### WRITTEN PROBLEM
Search the material for the word "style" and report each line where it turns up.

+++ DATA EXCERPTS

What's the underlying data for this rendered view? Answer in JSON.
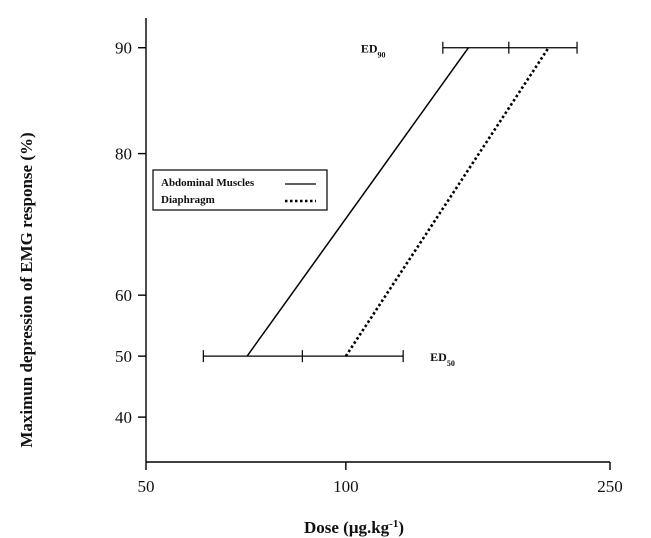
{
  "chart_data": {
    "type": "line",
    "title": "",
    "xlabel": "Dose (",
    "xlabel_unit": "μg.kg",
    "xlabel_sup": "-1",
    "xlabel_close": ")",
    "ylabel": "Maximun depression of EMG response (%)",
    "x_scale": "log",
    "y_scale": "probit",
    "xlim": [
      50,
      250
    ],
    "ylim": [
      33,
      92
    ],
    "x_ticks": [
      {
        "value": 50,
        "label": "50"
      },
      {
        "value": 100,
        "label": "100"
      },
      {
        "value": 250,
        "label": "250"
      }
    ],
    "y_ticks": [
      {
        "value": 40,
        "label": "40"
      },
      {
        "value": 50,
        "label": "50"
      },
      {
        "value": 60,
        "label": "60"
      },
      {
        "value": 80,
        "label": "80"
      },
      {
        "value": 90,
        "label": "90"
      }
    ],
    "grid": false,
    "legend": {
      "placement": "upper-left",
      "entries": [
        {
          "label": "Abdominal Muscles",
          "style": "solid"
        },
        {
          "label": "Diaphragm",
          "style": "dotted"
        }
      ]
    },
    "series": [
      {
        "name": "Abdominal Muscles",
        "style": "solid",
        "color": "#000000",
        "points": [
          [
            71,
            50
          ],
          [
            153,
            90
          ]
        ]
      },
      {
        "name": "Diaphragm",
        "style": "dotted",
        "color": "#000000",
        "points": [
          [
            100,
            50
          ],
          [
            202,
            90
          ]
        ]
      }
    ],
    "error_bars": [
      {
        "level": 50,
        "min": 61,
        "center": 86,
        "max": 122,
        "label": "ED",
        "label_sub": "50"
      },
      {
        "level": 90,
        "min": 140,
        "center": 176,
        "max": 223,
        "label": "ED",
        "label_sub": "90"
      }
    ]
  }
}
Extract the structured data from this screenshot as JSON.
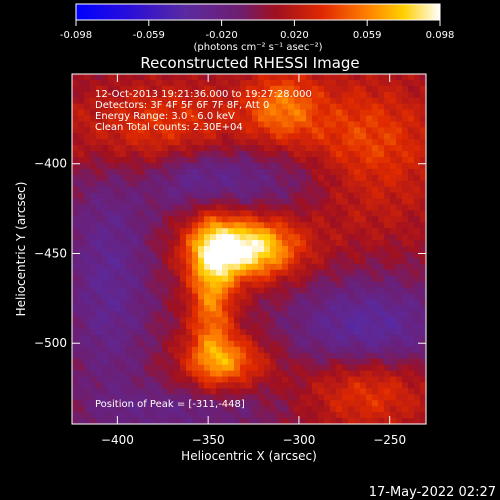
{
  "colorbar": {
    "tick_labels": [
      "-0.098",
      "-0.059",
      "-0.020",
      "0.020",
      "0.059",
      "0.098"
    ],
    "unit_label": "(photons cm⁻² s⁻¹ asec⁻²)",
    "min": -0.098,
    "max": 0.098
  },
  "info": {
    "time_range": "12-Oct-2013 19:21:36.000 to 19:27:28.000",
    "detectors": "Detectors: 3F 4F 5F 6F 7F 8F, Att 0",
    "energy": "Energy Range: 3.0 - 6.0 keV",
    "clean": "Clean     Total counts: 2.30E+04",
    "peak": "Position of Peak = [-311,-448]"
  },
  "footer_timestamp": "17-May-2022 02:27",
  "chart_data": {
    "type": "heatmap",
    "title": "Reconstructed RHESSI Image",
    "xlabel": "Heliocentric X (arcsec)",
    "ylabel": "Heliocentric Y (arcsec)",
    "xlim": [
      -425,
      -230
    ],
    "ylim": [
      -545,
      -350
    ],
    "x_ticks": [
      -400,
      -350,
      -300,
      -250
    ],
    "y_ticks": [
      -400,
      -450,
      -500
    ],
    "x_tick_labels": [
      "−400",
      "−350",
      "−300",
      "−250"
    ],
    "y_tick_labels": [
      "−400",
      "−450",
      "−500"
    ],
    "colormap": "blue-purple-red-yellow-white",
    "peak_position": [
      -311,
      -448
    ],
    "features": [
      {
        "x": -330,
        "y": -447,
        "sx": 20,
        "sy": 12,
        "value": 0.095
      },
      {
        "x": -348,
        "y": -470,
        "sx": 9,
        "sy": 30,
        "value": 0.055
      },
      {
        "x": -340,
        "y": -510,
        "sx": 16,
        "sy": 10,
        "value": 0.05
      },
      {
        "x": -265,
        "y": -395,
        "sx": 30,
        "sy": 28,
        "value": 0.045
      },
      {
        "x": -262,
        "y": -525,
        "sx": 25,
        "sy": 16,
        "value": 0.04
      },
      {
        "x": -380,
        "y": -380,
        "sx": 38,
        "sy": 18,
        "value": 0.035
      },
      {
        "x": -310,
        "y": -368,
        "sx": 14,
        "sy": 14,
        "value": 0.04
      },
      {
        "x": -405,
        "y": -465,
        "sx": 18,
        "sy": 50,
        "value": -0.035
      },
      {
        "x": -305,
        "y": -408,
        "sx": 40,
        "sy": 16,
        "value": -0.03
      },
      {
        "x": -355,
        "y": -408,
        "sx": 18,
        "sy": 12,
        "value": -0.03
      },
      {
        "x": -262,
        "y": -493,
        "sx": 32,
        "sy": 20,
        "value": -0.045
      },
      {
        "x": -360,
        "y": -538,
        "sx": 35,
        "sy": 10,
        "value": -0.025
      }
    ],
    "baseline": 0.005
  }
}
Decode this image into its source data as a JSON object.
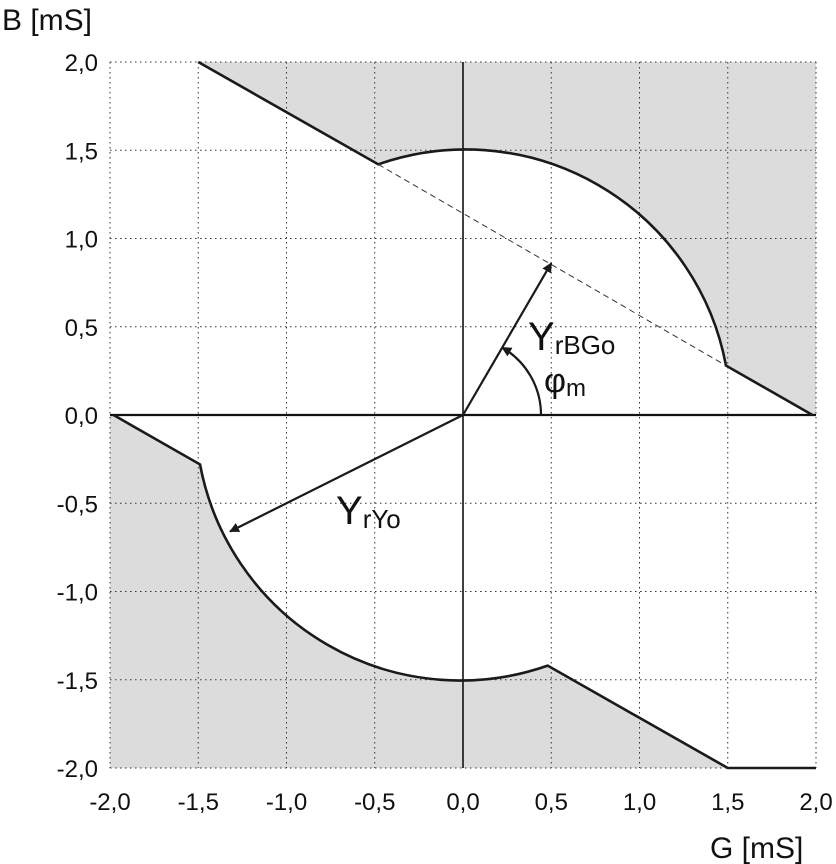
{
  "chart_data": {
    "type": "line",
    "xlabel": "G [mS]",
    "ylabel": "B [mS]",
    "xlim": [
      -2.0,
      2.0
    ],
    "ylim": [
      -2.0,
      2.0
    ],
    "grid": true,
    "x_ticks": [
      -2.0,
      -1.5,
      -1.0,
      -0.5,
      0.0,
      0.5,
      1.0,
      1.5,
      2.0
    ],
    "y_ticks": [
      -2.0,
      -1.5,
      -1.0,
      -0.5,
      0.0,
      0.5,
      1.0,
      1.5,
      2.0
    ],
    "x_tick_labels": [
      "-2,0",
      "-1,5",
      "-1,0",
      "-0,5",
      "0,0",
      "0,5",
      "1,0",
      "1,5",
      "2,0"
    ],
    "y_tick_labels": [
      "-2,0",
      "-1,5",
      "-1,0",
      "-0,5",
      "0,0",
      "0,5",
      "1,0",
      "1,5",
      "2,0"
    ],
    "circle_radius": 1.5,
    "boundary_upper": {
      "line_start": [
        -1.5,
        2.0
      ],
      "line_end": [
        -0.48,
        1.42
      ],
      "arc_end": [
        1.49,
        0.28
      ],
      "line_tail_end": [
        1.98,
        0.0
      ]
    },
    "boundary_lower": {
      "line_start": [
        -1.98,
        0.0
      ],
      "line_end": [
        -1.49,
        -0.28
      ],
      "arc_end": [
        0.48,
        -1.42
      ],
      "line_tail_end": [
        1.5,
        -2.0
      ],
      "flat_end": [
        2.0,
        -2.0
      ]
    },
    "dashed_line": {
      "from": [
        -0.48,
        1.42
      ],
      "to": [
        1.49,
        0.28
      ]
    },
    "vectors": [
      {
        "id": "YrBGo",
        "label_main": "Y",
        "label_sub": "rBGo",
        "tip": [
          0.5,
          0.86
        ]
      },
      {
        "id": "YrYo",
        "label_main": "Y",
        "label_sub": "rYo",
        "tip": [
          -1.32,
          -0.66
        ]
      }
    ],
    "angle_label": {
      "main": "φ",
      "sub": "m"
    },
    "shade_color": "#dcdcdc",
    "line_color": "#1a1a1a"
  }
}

++++++
+++ DATA EXCERPTS

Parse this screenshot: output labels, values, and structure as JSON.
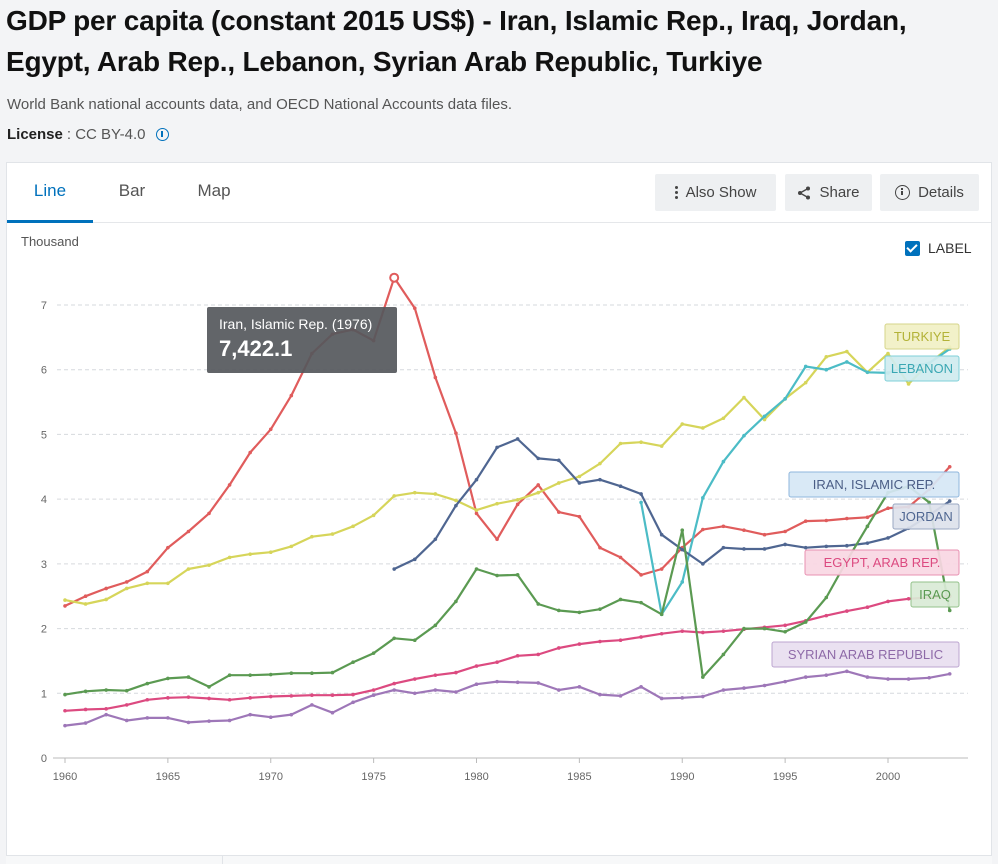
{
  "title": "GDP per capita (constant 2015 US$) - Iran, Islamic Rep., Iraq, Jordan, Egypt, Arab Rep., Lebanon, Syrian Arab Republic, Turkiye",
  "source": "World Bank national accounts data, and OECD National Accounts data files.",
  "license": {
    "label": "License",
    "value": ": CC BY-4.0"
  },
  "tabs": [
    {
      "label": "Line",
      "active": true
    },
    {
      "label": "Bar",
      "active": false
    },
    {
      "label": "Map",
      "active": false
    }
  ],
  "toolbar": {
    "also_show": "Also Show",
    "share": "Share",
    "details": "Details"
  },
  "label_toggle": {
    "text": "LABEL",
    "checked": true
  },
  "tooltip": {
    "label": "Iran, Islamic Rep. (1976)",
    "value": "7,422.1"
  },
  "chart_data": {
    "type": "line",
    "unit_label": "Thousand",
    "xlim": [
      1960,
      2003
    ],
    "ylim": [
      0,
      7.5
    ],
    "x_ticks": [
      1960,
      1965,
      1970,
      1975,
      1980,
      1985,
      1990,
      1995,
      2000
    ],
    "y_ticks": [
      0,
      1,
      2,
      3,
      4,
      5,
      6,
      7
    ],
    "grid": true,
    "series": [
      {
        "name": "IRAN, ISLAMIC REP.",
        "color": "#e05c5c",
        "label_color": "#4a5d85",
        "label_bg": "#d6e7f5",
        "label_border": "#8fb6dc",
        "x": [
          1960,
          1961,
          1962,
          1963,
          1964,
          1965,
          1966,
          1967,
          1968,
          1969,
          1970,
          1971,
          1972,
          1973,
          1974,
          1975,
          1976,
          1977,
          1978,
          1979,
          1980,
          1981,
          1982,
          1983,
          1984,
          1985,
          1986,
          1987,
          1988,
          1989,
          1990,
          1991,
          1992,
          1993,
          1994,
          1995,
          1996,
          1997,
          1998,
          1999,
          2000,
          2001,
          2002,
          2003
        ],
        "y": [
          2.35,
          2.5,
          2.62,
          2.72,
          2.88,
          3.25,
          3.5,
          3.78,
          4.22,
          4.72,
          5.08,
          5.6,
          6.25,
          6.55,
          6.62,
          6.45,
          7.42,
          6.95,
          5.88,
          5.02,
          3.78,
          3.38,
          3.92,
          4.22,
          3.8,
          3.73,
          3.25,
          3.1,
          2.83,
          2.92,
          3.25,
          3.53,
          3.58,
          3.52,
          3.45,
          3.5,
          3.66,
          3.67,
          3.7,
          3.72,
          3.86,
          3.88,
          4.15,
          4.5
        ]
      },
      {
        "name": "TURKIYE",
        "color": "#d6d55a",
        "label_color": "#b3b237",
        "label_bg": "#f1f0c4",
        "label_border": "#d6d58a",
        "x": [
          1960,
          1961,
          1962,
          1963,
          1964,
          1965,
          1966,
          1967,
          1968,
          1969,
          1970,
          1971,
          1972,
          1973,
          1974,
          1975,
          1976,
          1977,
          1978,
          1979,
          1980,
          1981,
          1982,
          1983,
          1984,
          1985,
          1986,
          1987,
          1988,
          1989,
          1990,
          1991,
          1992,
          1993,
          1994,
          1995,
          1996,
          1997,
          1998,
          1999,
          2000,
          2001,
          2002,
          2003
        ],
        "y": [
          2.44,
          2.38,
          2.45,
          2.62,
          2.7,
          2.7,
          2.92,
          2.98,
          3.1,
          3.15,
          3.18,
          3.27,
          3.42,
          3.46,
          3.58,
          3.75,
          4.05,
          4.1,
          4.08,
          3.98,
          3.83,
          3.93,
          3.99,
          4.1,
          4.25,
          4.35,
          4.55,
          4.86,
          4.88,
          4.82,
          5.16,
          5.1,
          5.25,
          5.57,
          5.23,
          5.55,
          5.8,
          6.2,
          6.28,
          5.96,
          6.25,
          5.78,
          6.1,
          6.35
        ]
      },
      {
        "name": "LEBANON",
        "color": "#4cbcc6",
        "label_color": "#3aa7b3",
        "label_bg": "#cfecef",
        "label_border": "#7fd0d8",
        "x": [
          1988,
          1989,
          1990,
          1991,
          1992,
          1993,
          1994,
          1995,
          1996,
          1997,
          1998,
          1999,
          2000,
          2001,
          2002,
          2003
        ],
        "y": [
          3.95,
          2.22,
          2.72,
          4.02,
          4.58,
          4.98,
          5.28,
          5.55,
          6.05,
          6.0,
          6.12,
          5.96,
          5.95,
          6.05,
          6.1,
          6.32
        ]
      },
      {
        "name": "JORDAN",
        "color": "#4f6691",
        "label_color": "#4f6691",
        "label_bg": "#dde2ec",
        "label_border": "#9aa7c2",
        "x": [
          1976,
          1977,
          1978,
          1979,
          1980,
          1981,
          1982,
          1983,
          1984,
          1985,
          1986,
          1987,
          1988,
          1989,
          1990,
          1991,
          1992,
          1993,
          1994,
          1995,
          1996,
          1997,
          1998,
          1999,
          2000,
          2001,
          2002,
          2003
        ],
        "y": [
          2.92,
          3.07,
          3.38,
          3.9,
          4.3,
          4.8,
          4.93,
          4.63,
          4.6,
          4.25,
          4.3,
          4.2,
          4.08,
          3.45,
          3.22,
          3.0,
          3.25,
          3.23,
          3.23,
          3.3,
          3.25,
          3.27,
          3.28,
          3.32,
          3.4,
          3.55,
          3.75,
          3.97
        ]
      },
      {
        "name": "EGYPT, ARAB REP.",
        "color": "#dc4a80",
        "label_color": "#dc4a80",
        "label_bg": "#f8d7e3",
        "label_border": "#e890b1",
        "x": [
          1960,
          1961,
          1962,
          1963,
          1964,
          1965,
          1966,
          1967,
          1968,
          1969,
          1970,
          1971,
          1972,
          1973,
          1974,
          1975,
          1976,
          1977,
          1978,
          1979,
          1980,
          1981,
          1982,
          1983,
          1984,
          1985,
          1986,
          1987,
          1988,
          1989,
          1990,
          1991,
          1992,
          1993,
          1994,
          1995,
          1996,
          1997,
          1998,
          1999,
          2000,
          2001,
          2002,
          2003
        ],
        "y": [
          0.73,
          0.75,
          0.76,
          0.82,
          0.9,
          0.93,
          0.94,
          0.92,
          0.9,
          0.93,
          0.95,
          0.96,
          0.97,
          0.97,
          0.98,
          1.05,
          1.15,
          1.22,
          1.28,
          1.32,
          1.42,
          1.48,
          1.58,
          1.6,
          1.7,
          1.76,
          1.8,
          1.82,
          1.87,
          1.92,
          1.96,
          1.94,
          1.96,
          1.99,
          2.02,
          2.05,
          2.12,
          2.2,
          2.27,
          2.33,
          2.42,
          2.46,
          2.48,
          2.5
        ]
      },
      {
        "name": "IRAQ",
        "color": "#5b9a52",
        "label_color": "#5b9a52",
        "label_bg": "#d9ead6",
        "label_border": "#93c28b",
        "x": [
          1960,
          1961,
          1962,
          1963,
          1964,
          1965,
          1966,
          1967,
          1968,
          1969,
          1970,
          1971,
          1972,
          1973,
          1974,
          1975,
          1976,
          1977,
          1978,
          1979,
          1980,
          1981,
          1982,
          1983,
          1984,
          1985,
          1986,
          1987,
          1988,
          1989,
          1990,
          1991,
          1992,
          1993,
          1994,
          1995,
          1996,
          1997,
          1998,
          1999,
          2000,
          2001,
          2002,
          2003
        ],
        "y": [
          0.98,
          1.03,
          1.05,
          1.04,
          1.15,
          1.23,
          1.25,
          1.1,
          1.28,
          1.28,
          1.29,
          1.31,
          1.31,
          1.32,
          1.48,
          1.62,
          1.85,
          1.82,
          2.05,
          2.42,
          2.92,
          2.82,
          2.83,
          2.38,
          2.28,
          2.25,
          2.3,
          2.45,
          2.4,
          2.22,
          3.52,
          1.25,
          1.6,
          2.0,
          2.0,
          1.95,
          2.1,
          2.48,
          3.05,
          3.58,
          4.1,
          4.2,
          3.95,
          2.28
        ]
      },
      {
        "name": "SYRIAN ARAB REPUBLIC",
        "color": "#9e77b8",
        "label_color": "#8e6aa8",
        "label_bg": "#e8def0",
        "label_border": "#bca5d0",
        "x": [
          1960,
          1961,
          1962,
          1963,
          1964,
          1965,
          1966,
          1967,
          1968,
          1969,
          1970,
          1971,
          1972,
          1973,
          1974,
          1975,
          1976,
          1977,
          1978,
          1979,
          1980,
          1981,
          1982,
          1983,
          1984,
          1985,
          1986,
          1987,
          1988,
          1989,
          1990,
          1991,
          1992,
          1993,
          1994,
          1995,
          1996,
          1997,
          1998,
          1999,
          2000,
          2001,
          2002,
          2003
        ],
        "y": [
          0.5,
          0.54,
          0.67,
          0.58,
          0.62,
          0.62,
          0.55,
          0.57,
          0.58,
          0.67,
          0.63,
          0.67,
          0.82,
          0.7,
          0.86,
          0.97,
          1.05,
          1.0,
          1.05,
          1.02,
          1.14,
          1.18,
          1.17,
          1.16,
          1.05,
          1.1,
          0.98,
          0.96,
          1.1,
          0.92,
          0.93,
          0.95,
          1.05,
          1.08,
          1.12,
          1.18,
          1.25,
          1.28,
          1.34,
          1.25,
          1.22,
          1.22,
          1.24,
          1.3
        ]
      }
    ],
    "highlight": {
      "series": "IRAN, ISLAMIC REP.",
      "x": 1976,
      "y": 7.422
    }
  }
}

++++++
+++ DATA EXCERPTS

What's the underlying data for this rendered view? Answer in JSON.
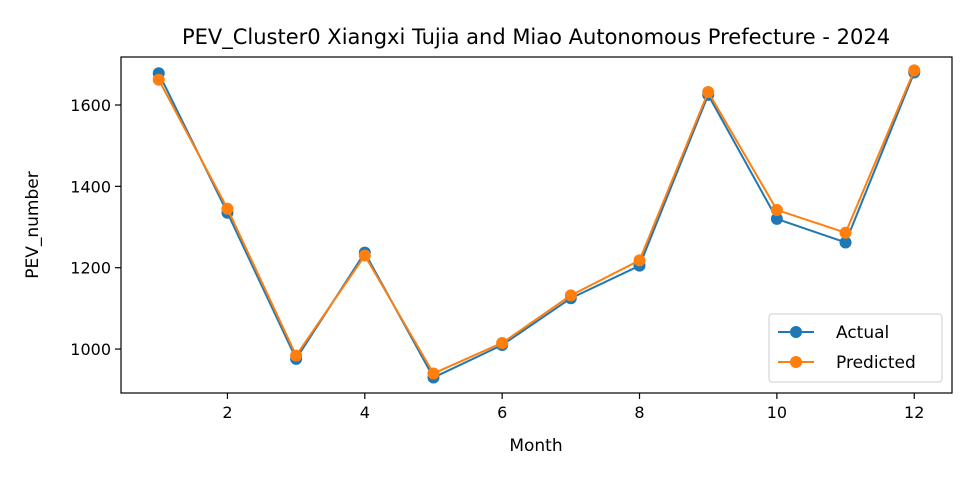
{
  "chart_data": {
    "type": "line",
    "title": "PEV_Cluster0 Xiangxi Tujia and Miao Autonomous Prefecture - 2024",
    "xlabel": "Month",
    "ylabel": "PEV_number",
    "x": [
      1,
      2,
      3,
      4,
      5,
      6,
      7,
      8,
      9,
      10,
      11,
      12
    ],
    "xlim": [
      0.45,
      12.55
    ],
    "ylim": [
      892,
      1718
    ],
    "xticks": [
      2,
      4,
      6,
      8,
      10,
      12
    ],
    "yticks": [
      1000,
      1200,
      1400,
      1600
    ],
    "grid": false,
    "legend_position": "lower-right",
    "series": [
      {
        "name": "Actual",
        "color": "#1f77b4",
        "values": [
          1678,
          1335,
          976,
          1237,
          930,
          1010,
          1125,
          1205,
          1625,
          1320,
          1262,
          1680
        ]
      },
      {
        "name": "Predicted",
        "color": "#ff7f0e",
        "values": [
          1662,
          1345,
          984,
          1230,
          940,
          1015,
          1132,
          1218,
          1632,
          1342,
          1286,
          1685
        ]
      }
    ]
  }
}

++++++

### RESPONSE TO THIS TASK
          "style": "solid"
          "style": "dotted"
        "style": "solid",
        "style": "dotted",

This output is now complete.